_Passage provided_
START

Outlook: A lot depends on the CPI and core CPI print today. The Bloomberg survey gave us CPI probably at 8.7% y/y from 9.1% in June, led down by gasoline. But core is seen picking up to 6.1% from 5.9%, if under 6.5% from March.

A Reader sent us a tweet from a fund manager who notes the Cleveland Fed estimates have been 0.23% below the actual since Oct ’21, on average, and almost 40 bp below in May and June. “If the same holds true, CPI could be 9.0% to 9.2%” and not the estimated 8.7%. Remember, the Cleveland Fed has a series of estimates involving the trimmed mean (excluding extreme outliers), one of which is a lagged version. The current Cleveland Fed Nowcast is 8.82% and 6.1% for the core. 

More than one analyst is looking at the Cleveland Fed’s Nowcast but hardly anyone is mentioning that it goes into August, too—at tiny dip to 8.76%. This reminds us, or should, that when it comes to making the famous data-based decision, a single month of inflation data doesn’t cut the mustard. Even if the Cleveland Fed is right about both July and August, and trimming the mean means it will miss by some amount by definition, it’s not enough data for the Fed. We will need a rolling 3-month average (or some other statistical variation) that is demonstrably, inarguably, falling.

Besides, inflation doesn’t just slide away overnight. It takes months. Goldman is forecasting core CPI sticking to 0.4-0.5% m/m for the next few months and managing to get down only to 0.3-0.4% by December 2022. Goldman expects core at 6.1% in December, moderating to 2.7% by Dec the following year. To emphasize the improbability of a rapid correction in inflation, BoA shows that to get under 5% would take a steeper drop than is realistic.

END

_Information shown_
START

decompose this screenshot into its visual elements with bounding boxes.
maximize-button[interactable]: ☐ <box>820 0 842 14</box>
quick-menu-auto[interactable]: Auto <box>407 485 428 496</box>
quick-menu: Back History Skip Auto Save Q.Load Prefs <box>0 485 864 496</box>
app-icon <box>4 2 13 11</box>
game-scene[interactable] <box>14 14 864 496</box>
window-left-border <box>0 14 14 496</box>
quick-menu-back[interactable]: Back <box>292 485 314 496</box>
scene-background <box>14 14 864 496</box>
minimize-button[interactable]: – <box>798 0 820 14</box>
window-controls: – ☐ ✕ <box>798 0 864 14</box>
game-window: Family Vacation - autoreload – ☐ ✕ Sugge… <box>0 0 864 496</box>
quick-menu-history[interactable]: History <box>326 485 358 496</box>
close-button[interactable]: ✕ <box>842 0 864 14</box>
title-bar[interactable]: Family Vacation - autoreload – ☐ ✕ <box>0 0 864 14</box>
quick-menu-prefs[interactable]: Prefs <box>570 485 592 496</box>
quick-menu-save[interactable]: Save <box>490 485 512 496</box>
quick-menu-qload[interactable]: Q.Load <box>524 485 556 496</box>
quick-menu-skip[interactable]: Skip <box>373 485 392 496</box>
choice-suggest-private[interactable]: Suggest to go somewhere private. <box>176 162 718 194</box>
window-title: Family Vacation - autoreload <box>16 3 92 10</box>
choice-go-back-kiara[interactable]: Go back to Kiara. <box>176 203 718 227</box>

END

_Goals_
- 1) Answer these questions from the inflation outlook commentary:
(a) What year-over-year CPI figure did the Bloomberg survey anticipate?
(b) What is the current Cleveland Fed Nowcast for core inflation?
(c) What core CPI level does Goldman expect in December?
- 2) Carry the inflation outlook commentary forward from its final sentence.
The listing plays no part in this work.

_Written responses_
- 1)
(a) 8.7%, down from 9.1% in June.
(b) 6.1%.
(c) 6.1%.

- 2)
Yikes! Nobody in his right mind should be trading anything until the numbers are out ands the dust settled. We all know the response will be bigger, the bigger the divergence between expected and actual, but if somebody says he knows in which direction, he’s lying. It’s possible a lower number brings out the still prevalent peak inflation talk and expectations of lesser Fed action after the September hike.

It’s also possible a much higher number restores the Fed to its sort-of plan and even ramps it up a bit. You’d think a high-ish number would promote higher yields and higher yields favor the dollar, but that’s not what we have been seeing, despite consensus on 75 bp in Sept. Traders are still over-invested in the idea the Fed will stop raising rates next year and starting cutting them.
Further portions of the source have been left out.